→ WHAT TO PRODUCE:
Of the lines in the entries below, state how many hold the word "text". Say nothing else.

━━━━━━

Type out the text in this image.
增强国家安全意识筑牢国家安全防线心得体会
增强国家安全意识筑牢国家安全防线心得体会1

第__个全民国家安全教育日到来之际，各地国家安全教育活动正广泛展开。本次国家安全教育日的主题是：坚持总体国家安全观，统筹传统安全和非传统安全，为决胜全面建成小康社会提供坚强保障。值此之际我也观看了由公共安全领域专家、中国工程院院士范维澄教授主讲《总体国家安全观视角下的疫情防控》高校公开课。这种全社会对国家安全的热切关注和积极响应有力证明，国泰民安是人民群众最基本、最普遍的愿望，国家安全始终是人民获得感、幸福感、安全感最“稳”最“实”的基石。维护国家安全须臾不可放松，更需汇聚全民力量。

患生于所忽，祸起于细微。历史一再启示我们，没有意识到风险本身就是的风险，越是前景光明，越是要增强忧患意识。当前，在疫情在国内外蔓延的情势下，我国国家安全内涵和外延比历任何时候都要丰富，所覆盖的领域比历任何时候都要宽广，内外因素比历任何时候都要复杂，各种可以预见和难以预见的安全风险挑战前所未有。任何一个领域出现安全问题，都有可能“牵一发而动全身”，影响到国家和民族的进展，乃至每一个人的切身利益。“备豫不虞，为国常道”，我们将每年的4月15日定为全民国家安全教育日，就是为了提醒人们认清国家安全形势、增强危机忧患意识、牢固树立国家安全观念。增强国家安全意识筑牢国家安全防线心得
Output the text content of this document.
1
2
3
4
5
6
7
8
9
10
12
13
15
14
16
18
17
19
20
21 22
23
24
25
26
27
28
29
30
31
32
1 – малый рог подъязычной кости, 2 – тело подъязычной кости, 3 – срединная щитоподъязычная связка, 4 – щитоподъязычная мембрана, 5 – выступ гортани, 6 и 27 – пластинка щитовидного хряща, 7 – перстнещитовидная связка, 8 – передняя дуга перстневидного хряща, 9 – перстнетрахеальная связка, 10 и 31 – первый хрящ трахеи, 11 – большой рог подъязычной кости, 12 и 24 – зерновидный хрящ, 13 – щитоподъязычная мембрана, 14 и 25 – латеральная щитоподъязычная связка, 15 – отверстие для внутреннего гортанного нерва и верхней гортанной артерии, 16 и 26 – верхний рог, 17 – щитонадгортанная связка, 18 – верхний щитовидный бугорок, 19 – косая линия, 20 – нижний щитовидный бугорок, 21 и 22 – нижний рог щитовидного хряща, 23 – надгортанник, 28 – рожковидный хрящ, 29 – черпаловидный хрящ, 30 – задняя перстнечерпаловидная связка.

━━━━━━

→ IN RESPONSE:
2